*Data to process*
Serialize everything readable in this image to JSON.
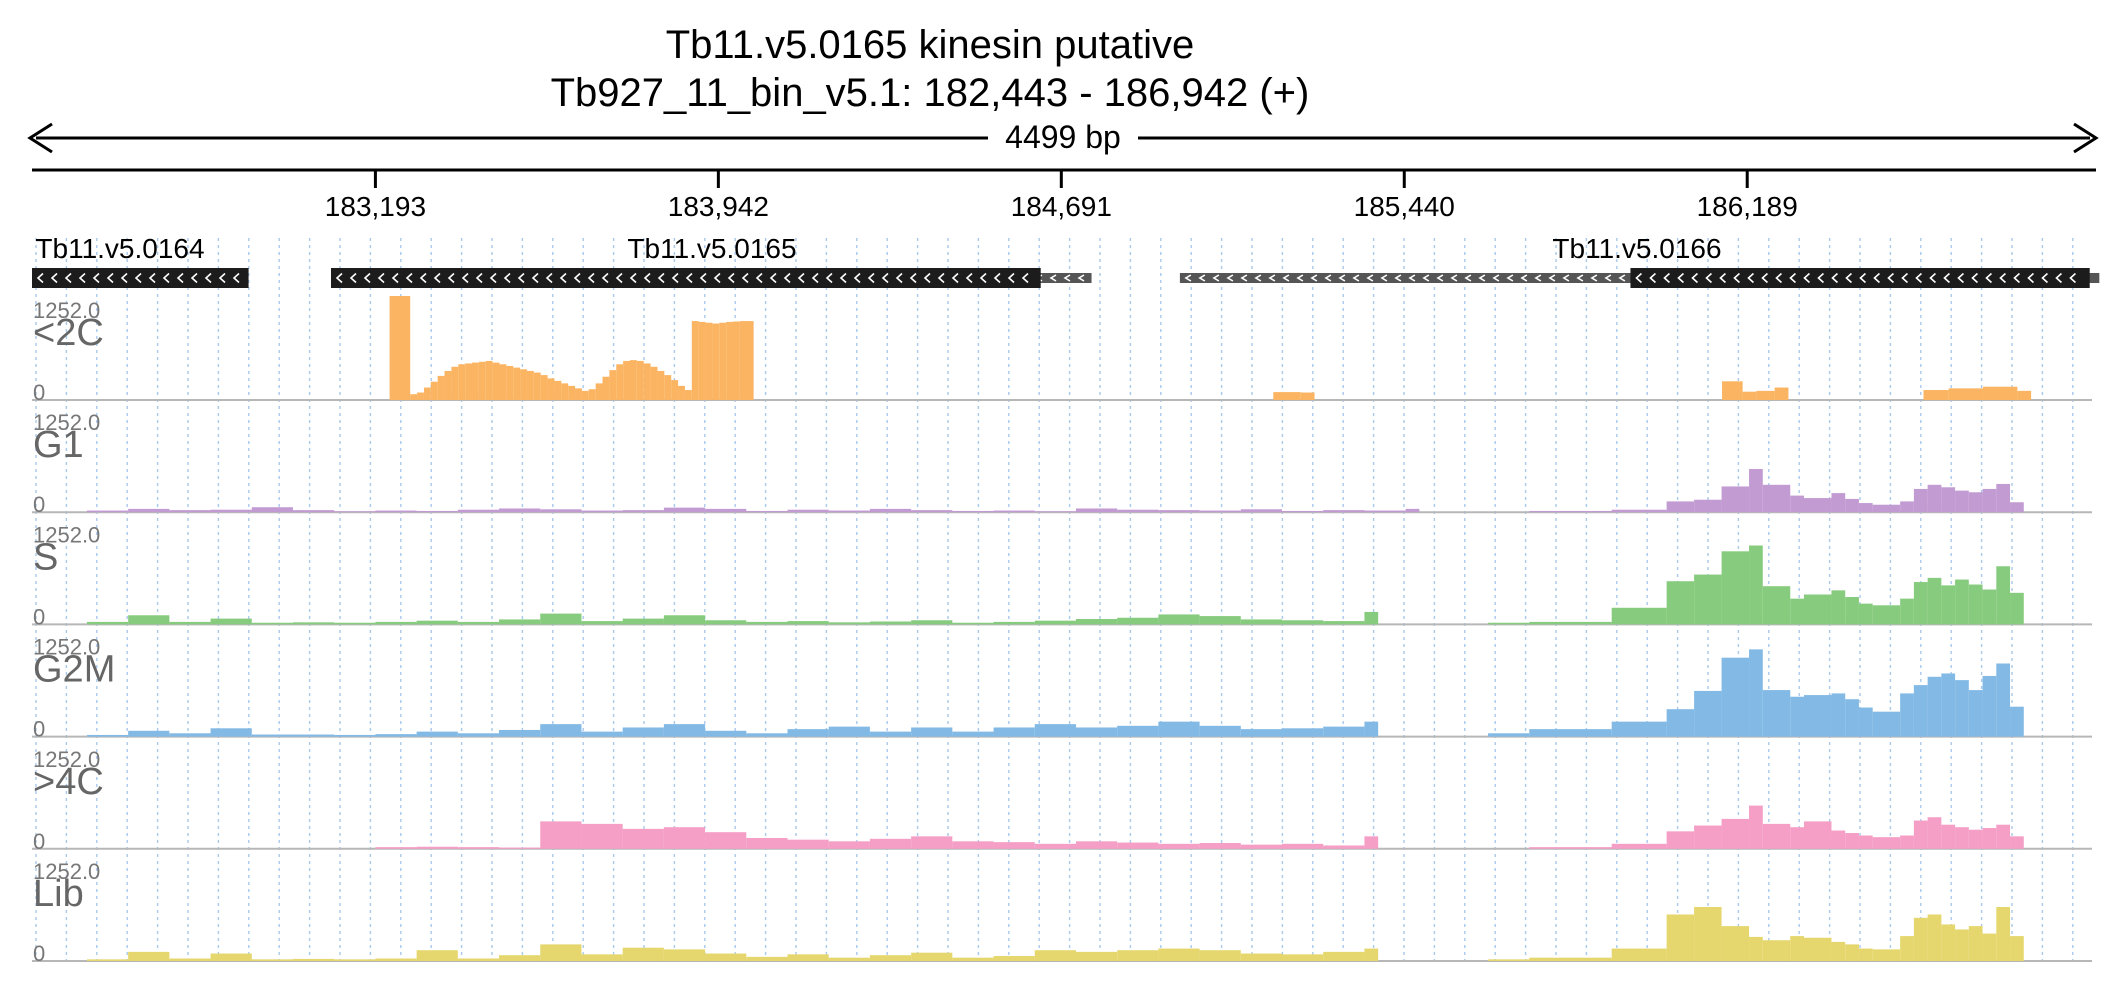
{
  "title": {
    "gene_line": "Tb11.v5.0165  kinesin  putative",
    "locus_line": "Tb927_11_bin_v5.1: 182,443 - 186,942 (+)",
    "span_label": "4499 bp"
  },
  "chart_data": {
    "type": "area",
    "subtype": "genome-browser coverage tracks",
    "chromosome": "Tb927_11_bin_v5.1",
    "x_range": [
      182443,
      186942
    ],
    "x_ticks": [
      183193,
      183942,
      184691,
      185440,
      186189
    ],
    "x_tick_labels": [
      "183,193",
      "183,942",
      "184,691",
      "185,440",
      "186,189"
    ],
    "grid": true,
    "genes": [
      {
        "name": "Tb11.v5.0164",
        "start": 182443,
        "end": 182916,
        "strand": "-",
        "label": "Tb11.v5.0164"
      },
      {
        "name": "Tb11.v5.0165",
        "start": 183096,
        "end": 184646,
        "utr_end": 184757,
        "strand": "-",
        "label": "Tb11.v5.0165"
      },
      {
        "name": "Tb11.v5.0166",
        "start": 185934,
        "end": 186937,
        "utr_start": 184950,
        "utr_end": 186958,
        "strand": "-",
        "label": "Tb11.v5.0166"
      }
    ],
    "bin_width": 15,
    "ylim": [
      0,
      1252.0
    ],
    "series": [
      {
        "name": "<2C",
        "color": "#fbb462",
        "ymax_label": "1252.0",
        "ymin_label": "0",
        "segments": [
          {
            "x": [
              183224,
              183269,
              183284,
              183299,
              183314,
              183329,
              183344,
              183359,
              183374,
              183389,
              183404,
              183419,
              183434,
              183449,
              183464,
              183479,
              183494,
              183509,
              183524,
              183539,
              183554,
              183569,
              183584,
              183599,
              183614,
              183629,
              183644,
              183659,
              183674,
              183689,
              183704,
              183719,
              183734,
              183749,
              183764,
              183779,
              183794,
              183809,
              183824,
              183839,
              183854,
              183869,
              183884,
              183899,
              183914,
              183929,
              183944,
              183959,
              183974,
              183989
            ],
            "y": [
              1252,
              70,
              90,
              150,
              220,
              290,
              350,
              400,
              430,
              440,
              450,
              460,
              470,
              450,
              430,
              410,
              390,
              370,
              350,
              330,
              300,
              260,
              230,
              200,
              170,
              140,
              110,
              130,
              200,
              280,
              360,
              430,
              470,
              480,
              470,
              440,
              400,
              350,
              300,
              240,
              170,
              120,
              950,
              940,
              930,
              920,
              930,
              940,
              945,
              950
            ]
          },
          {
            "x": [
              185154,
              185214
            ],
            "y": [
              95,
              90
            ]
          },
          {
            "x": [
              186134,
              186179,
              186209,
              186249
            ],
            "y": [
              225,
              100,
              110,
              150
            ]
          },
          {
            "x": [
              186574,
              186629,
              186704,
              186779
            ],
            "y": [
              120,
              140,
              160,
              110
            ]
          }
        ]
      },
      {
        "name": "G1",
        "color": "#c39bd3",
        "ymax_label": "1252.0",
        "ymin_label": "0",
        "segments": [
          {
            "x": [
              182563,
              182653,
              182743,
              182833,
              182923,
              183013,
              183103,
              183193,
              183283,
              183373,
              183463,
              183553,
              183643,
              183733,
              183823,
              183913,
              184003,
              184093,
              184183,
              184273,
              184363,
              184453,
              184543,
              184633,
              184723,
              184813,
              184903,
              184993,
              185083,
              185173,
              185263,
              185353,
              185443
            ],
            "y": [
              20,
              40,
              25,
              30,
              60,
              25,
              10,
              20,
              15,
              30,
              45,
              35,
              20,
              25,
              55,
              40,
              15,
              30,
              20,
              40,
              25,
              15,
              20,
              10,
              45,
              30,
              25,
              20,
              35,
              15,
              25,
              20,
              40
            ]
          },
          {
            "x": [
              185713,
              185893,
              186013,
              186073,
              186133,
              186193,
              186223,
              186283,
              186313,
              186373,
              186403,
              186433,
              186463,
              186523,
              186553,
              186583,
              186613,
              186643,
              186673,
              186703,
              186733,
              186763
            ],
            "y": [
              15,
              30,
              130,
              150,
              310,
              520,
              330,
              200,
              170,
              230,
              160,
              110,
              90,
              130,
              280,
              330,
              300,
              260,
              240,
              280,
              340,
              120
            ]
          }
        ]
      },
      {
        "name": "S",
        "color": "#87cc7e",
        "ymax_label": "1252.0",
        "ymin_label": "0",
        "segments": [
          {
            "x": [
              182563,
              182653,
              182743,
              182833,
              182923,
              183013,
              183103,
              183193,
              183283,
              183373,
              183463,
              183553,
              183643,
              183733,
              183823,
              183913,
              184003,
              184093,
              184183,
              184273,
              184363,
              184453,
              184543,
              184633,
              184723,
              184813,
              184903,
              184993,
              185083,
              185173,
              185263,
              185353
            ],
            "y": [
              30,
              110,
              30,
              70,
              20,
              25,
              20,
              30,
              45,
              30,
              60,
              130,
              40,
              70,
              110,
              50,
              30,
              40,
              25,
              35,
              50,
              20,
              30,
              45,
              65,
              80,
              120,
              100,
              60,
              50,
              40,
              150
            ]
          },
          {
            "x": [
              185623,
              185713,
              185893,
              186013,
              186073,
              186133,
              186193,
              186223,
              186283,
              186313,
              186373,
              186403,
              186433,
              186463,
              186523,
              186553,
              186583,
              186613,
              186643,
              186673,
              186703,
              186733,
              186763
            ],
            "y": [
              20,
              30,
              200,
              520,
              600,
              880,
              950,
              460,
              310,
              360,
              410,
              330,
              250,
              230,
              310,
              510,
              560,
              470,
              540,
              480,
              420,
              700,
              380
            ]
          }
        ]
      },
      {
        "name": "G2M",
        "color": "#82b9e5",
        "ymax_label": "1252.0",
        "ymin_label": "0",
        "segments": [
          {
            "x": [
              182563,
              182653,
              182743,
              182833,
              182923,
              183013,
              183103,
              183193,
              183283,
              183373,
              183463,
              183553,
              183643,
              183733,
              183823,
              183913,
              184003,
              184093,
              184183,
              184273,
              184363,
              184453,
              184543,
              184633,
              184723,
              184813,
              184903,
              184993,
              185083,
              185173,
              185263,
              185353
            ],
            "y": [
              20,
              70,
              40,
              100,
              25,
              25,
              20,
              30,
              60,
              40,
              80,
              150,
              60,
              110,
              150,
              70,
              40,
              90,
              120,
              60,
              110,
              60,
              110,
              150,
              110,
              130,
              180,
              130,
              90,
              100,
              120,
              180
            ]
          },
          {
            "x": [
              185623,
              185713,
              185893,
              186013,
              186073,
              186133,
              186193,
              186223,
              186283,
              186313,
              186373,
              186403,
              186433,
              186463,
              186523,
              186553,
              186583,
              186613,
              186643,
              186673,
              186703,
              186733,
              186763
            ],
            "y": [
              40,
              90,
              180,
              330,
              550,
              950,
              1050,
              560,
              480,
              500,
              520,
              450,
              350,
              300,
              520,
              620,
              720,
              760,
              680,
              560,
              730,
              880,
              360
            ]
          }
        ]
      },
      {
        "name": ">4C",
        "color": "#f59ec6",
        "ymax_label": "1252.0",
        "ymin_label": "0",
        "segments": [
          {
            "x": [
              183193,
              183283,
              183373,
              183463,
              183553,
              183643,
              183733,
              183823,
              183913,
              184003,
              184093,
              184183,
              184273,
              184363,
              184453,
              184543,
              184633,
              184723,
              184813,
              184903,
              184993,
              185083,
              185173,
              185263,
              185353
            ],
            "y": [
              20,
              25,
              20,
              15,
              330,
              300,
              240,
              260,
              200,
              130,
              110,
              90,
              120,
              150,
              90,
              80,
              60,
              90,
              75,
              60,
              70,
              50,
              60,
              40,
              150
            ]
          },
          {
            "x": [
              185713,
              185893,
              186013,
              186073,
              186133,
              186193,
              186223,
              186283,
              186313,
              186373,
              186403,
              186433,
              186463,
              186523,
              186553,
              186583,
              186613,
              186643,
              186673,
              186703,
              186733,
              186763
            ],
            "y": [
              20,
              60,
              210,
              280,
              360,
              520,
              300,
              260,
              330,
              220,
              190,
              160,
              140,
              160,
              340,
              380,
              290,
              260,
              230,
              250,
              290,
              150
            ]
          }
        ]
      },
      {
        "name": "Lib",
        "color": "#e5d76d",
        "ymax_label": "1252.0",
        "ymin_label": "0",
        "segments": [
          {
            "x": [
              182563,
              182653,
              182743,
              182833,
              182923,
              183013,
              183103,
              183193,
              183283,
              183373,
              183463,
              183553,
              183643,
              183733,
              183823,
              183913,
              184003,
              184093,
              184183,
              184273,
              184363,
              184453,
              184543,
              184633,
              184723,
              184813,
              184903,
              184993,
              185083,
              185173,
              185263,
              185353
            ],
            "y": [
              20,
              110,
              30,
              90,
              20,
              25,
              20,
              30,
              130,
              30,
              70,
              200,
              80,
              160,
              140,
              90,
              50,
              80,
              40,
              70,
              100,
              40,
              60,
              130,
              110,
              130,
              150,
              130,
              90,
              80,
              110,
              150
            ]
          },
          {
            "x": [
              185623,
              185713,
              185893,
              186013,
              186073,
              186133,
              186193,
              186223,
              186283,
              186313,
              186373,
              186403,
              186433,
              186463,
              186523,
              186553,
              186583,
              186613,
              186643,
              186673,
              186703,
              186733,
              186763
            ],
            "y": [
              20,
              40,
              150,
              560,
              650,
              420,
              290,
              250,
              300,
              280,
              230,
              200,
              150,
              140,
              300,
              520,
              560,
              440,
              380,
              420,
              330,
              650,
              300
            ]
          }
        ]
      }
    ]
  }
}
...
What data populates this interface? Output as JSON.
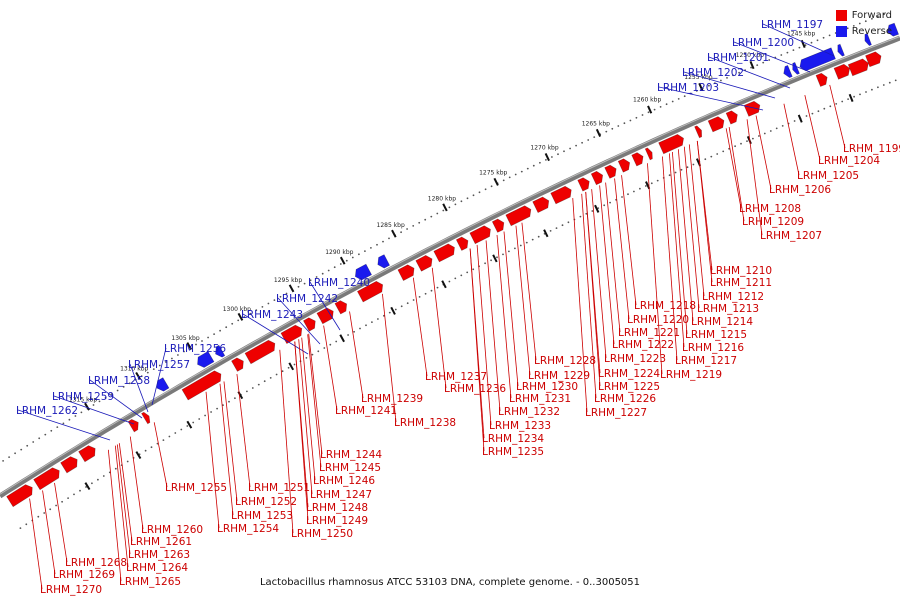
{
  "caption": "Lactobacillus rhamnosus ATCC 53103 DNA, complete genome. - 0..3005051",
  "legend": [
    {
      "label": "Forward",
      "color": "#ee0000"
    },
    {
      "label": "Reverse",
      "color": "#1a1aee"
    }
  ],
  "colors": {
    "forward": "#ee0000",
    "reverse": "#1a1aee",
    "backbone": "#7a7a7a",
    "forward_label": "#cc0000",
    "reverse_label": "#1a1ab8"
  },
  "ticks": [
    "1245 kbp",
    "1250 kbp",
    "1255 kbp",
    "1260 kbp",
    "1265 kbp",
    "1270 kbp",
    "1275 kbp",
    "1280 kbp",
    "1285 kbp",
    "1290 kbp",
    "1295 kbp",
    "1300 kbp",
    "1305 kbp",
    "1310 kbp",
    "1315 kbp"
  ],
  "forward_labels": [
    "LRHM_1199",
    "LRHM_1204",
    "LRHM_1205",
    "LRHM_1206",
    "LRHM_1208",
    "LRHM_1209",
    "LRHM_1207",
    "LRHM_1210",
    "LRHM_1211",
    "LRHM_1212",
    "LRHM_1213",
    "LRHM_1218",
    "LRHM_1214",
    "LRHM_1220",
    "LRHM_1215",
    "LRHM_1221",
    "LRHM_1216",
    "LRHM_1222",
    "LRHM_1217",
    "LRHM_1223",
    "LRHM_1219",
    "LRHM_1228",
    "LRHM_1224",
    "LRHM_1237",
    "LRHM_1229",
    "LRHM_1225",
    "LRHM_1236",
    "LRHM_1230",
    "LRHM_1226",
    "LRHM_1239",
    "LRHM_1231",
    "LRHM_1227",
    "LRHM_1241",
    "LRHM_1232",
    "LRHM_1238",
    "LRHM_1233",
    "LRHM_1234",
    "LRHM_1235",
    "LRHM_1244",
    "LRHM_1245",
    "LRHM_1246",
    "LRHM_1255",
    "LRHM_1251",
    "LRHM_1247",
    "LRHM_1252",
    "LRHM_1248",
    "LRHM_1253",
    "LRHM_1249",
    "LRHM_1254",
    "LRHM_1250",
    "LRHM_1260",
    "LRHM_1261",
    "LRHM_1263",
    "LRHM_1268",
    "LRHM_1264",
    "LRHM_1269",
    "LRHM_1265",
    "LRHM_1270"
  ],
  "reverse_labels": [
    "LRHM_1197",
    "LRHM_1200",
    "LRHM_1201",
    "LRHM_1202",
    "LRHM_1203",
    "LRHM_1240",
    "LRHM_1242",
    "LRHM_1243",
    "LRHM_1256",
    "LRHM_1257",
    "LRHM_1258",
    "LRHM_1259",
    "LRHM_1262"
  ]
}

*Task to complete*
Show each line in the listing above that has "genome".

*Task solution*
    "subtype": "genome-browser coverage tracks",
  "caption": "Lactobacillus rhamnosus ATCC 53103 DNA, complete genome. - 0..3005051",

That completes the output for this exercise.